__Data rows__.
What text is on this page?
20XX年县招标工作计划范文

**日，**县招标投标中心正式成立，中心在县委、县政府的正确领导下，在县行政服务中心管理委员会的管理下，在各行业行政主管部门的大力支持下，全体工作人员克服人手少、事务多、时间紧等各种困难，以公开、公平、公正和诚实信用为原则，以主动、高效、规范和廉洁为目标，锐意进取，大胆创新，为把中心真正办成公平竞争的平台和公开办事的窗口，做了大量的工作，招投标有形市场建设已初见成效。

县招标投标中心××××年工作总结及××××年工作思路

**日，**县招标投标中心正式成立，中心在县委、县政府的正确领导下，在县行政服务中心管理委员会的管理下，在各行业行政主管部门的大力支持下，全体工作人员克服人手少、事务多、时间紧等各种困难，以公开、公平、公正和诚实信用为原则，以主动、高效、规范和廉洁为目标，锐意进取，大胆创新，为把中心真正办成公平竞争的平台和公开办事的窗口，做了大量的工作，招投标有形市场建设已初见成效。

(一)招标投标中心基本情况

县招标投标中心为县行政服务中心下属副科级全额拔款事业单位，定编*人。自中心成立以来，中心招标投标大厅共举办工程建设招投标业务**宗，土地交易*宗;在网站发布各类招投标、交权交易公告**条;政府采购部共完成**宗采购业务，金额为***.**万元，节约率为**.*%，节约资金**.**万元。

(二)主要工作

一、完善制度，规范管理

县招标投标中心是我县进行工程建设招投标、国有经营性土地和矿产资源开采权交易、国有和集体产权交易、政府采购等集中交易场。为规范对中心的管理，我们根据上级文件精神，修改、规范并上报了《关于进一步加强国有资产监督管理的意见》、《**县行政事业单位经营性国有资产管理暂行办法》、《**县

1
---
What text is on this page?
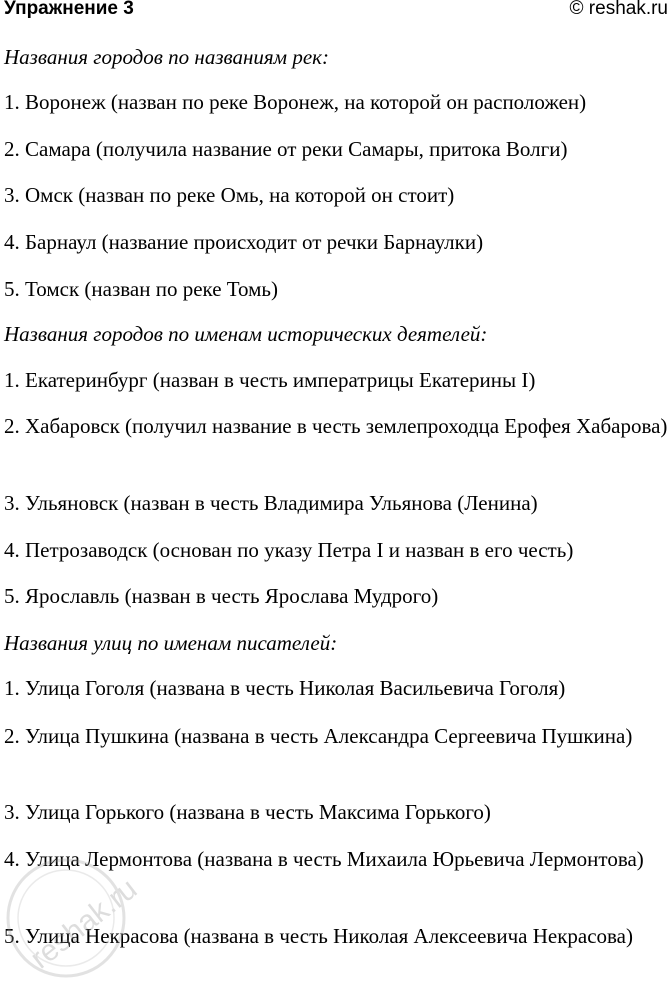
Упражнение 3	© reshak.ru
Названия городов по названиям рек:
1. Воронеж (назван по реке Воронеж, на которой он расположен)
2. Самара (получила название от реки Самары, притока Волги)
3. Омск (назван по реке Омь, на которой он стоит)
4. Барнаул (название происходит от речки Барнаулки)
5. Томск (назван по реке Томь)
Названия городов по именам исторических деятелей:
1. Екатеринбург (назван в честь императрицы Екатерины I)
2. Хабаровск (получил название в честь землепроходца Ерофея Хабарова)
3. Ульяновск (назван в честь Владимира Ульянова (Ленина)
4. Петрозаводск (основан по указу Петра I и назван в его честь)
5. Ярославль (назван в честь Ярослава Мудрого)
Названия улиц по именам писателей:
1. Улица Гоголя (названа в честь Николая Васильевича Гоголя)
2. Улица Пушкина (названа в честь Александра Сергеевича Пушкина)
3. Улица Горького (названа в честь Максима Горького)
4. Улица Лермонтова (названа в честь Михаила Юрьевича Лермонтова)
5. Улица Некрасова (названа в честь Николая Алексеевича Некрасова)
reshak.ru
* * *
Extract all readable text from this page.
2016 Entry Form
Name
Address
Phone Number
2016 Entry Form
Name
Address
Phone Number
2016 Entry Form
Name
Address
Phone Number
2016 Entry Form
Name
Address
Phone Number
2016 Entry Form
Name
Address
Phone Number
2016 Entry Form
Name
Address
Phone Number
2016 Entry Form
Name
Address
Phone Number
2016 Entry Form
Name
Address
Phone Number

__What is expected__. Tally up how many lines in the preceding listing contain the word "Названия". Give nothing but the number.

__Expected answer__. 3